Given task: Only lines holding the word "Delta" should be copied from the material.

Source records:

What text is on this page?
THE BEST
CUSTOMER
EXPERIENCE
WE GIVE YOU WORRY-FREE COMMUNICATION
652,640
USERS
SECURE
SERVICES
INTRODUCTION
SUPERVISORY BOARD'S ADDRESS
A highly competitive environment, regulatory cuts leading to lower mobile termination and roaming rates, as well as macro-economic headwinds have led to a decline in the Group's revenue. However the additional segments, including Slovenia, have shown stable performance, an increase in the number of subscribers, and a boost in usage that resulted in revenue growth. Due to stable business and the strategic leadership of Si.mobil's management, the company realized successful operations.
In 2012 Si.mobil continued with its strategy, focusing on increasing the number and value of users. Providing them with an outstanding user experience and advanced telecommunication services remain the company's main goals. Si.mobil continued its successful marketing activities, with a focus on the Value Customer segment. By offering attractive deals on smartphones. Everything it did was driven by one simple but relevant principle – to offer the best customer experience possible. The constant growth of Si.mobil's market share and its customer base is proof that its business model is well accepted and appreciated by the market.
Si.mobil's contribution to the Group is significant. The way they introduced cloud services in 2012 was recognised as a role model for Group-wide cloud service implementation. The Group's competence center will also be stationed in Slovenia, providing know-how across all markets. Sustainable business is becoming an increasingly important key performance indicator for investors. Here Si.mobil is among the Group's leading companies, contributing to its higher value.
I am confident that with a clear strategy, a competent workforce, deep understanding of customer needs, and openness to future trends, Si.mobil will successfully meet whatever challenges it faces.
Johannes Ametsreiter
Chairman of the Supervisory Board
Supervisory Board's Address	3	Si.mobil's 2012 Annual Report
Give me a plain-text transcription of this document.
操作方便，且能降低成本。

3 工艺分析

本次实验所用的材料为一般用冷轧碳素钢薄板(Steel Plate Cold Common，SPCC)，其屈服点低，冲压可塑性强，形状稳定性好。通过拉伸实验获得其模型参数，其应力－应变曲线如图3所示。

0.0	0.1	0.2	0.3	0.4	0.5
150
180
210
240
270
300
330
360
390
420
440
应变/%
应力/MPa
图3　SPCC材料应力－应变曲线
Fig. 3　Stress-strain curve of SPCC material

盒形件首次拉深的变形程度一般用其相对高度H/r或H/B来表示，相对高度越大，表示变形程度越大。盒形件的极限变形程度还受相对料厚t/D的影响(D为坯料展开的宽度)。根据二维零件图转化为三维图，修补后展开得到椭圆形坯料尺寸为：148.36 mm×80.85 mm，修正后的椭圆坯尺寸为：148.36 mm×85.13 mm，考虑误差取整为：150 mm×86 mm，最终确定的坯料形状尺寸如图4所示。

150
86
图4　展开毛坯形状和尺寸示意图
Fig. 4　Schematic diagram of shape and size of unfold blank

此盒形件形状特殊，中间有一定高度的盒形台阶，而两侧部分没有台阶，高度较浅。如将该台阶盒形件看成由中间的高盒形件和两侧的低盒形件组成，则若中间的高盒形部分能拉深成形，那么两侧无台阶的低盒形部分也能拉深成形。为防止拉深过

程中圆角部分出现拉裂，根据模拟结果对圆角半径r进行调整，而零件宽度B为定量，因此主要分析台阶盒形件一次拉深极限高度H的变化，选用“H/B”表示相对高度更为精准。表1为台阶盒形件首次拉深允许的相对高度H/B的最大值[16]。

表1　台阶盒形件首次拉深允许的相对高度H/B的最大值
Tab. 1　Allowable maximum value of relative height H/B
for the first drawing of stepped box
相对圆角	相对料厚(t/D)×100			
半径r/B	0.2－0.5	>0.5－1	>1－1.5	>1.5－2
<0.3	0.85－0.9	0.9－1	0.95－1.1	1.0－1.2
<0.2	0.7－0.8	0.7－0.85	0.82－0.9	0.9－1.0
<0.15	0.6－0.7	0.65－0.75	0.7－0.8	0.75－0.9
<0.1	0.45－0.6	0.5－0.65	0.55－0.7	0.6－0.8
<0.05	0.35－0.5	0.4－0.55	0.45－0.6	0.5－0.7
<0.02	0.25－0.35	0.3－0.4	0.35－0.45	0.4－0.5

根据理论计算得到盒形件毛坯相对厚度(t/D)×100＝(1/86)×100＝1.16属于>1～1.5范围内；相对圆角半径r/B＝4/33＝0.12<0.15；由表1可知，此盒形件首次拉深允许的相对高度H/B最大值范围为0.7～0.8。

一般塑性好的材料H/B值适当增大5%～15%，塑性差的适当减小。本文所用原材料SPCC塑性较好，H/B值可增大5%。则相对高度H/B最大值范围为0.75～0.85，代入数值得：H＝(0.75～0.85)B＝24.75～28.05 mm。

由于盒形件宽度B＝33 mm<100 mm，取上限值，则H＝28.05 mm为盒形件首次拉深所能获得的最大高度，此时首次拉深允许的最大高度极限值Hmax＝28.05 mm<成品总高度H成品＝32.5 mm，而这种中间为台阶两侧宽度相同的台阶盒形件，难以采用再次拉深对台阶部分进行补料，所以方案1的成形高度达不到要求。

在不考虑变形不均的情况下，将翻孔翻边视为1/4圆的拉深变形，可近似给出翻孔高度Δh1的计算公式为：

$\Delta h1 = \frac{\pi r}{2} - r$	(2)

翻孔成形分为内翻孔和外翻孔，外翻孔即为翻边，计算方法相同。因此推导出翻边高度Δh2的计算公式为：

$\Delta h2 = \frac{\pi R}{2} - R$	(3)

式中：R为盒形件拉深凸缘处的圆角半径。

Exercise solution:
$\Delta h1 = \frac{\pi r}{2} - r$	(2)
$\Delta h2 = \frac{\pi R}{2} - R$	(3)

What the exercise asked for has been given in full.